>> START Entries supplied

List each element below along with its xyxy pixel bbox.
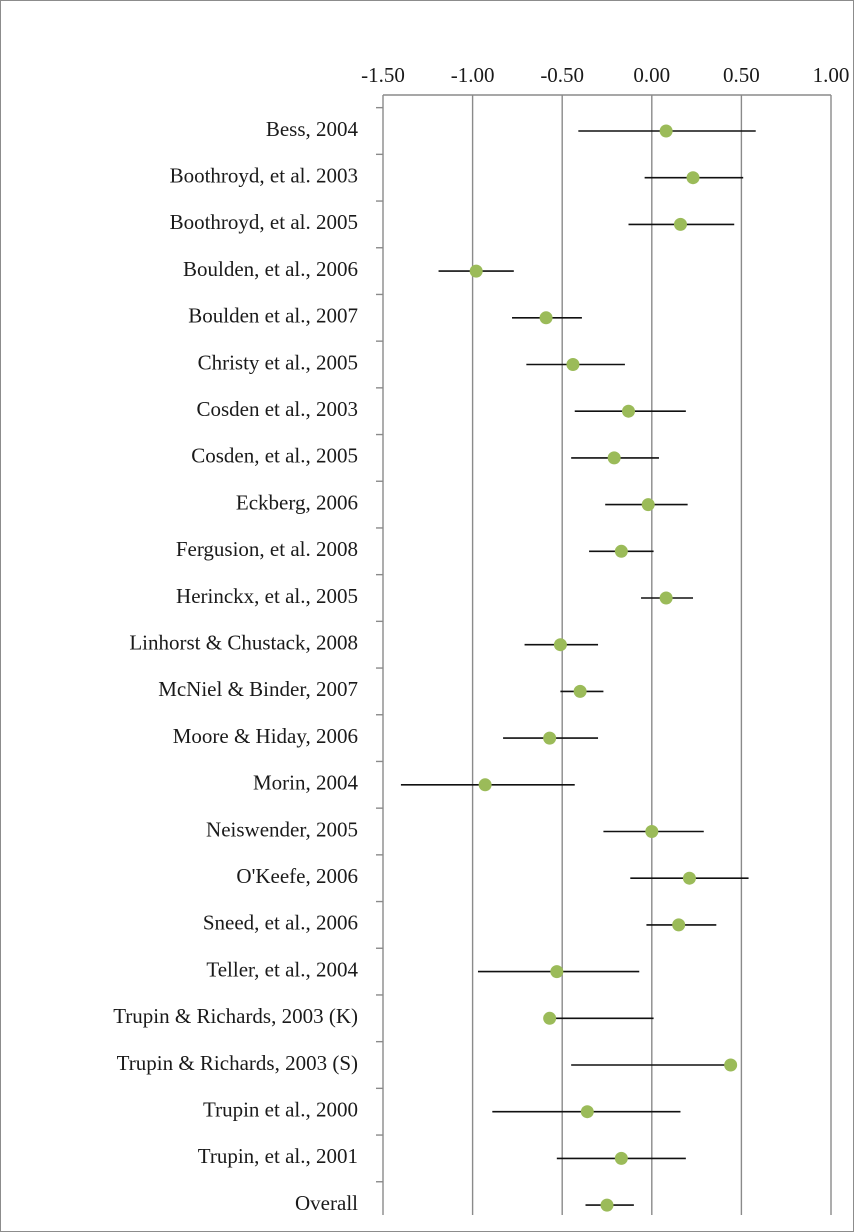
x-tick-label: 1.00 xyxy=(813,63,850,87)
study-label: Herinckx, et al., 2005 xyxy=(176,584,358,608)
study-label: O'Keefe, 2006 xyxy=(236,864,358,888)
effect-point xyxy=(566,358,580,371)
x-tick-label: -0.50 xyxy=(540,63,584,87)
effect-point xyxy=(622,404,636,418)
effect-point xyxy=(543,1011,557,1025)
study-label: Moore & Hiday, 2006 xyxy=(173,724,358,748)
study-label: Boothroyd, et al. 2003 xyxy=(170,164,358,188)
x-tick-label: 0.00 xyxy=(633,63,670,87)
study-label: Linhorst & Chustack, 2008 xyxy=(129,631,358,655)
study-label: Cosden et al., 2003 xyxy=(196,397,358,421)
study-label: Boothroyd, et al. 2005 xyxy=(170,210,358,234)
gridlines xyxy=(382,95,832,1215)
study-label: Boulden et al., 2007 xyxy=(188,304,358,328)
x-tick-labels: -1.50 -1.00 -0.50 0.00 0.50 1.00 xyxy=(361,63,849,87)
effect-point xyxy=(607,451,621,465)
effect-point xyxy=(550,965,564,979)
effect-point xyxy=(682,871,696,885)
study-label: Trupin et al., 2000 xyxy=(203,1098,358,1122)
x-tick-label: 0.50 xyxy=(723,63,760,87)
study-label: Overall xyxy=(295,1191,358,1215)
study-label: Morin, 2004 xyxy=(253,771,359,795)
effect-point xyxy=(645,825,659,838)
study-label: Christy et al., 2005 xyxy=(198,350,358,374)
confidence-intervals xyxy=(400,130,756,1206)
effect-point xyxy=(614,544,628,558)
effect-point xyxy=(580,1105,594,1119)
study-label: Neiswender, 2005 xyxy=(206,817,358,841)
study-label: Trupin & Richards, 2003 (S) xyxy=(117,1051,358,1075)
x-tick-label: -1.50 xyxy=(361,63,405,87)
effect-point xyxy=(469,264,483,278)
study-label: Sneed, et al., 2006 xyxy=(203,911,358,935)
effect-point xyxy=(614,1151,628,1165)
effect-point xyxy=(672,918,686,932)
axis xyxy=(376,94,831,1183)
study-label: Trupin, et al., 2001 xyxy=(198,1144,358,1168)
study-label: McNiel & Binder, 2007 xyxy=(158,677,358,701)
effect-point xyxy=(539,311,553,325)
study-label: Bess, 2004 xyxy=(266,117,359,141)
effect-point xyxy=(478,778,492,792)
effect-point xyxy=(673,217,687,231)
x-tick-label: -1.00 xyxy=(451,63,495,87)
study-label: Trupin & Richards, 2003 (K) xyxy=(113,1004,358,1028)
effect-point xyxy=(724,1058,738,1072)
effect-point xyxy=(553,638,567,652)
effect-points xyxy=(469,124,738,1212)
effect-point xyxy=(659,591,673,605)
study-labels: Bess, 2004 Boothroyd, et al. 2003 Boothroy… xyxy=(113,117,358,1215)
effect-point xyxy=(573,684,587,698)
study-label: Cosden, et al., 2005 xyxy=(191,444,358,468)
study-label: Fergusion, et al. 2008 xyxy=(176,537,358,561)
effect-point xyxy=(659,124,673,138)
study-label: Boulden, et al., 2006 xyxy=(183,257,358,281)
effect-point xyxy=(543,731,557,745)
effect-point xyxy=(600,1198,614,1212)
effect-point xyxy=(641,498,655,512)
effect-point xyxy=(686,171,700,185)
study-label: Eckberg, 2006 xyxy=(236,490,358,514)
study-label: Teller, et al., 2004 xyxy=(206,957,358,981)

>> END Entries supplied

Required task: Rewrite all of the source data above, changing "confidence-intervals" to "error-bars" wherever it occurs and leaving everything else untouched. Omit the picture from your answer.

Full answer:
List each element below along with its xyxy pixel bbox.
x-tick-label: 1.00 xyxy=(813,63,850,87)
study-label: Herinckx, et al., 2005 xyxy=(176,584,358,608)
study-label: O'Keefe, 2006 xyxy=(236,864,358,888)
effect-point xyxy=(566,358,580,371)
x-tick-label: -0.50 xyxy=(540,63,584,87)
effect-point xyxy=(622,404,636,418)
effect-point xyxy=(543,1011,557,1025)
study-label: Moore & Hiday, 2006 xyxy=(173,724,358,748)
study-label: Boothroyd, et al. 2003 xyxy=(170,164,358,188)
x-tick-label: 0.00 xyxy=(633,63,670,87)
study-label: Linhorst & Chustack, 2008 xyxy=(129,631,358,655)
study-label: Cosden et al., 2003 xyxy=(196,397,358,421)
study-label: Boothroyd, et al. 2005 xyxy=(170,210,358,234)
gridlines xyxy=(382,95,832,1215)
study-label: Boulden et al., 2007 xyxy=(188,304,358,328)
x-tick-labels: -1.50 -1.00 -0.50 0.00 0.50 1.00 xyxy=(361,63,849,87)
effect-point xyxy=(607,451,621,465)
effect-point xyxy=(550,965,564,979)
effect-point xyxy=(682,871,696,885)
study-label: Trupin et al., 2000 xyxy=(203,1098,358,1122)
x-tick-label: 0.50 xyxy=(723,63,760,87)
study-label: Overall xyxy=(295,1191,358,1215)
study-label: Morin, 2004 xyxy=(253,771,359,795)
effect-point xyxy=(645,825,659,838)
study-label: Christy et al., 2005 xyxy=(198,350,358,374)
error-bars xyxy=(400,130,756,1206)
effect-point xyxy=(614,544,628,558)
effect-point xyxy=(580,1105,594,1119)
study-label: Neiswender, 2005 xyxy=(206,817,358,841)
study-label: Trupin & Richards, 2003 (S) xyxy=(117,1051,358,1075)
x-tick-label: -1.50 xyxy=(361,63,405,87)
effect-point xyxy=(469,264,483,278)
study-label: Sneed, et al., 2006 xyxy=(203,911,358,935)
effect-point xyxy=(614,1151,628,1165)
effect-point xyxy=(672,918,686,932)
axis xyxy=(376,94,831,1183)
study-label: Trupin, et al., 2001 xyxy=(198,1144,358,1168)
study-label: McNiel & Binder, 2007 xyxy=(158,677,358,701)
effect-point xyxy=(539,311,553,325)
study-label: Bess, 2004 xyxy=(266,117,359,141)
effect-point xyxy=(478,778,492,792)
effect-point xyxy=(673,217,687,231)
x-tick-label: -1.00 xyxy=(451,63,495,87)
study-label: Trupin & Richards, 2003 (K) xyxy=(113,1004,358,1028)
effect-point xyxy=(724,1058,738,1072)
effect-point xyxy=(553,638,567,652)
effect-points xyxy=(469,124,738,1212)
effect-point xyxy=(659,591,673,605)
study-labels: Bess, 2004 Boothroyd, et al. 2003 Boothroy… xyxy=(113,117,358,1215)
effect-point xyxy=(573,684,587,698)
study-label: Cosden, et al., 2005 xyxy=(191,444,358,468)
study-label: Fergusion, et al. 2008 xyxy=(176,537,358,561)
effect-point xyxy=(659,124,673,138)
study-label: Boulden, et al., 2006 xyxy=(183,257,358,281)
effect-point xyxy=(543,731,557,745)
effect-point xyxy=(600,1198,614,1212)
effect-point xyxy=(641,498,655,512)
effect-point xyxy=(686,171,700,185)
study-label: Eckberg, 2006 xyxy=(236,490,358,514)
study-label: Teller, et al., 2004 xyxy=(206,957,358,981)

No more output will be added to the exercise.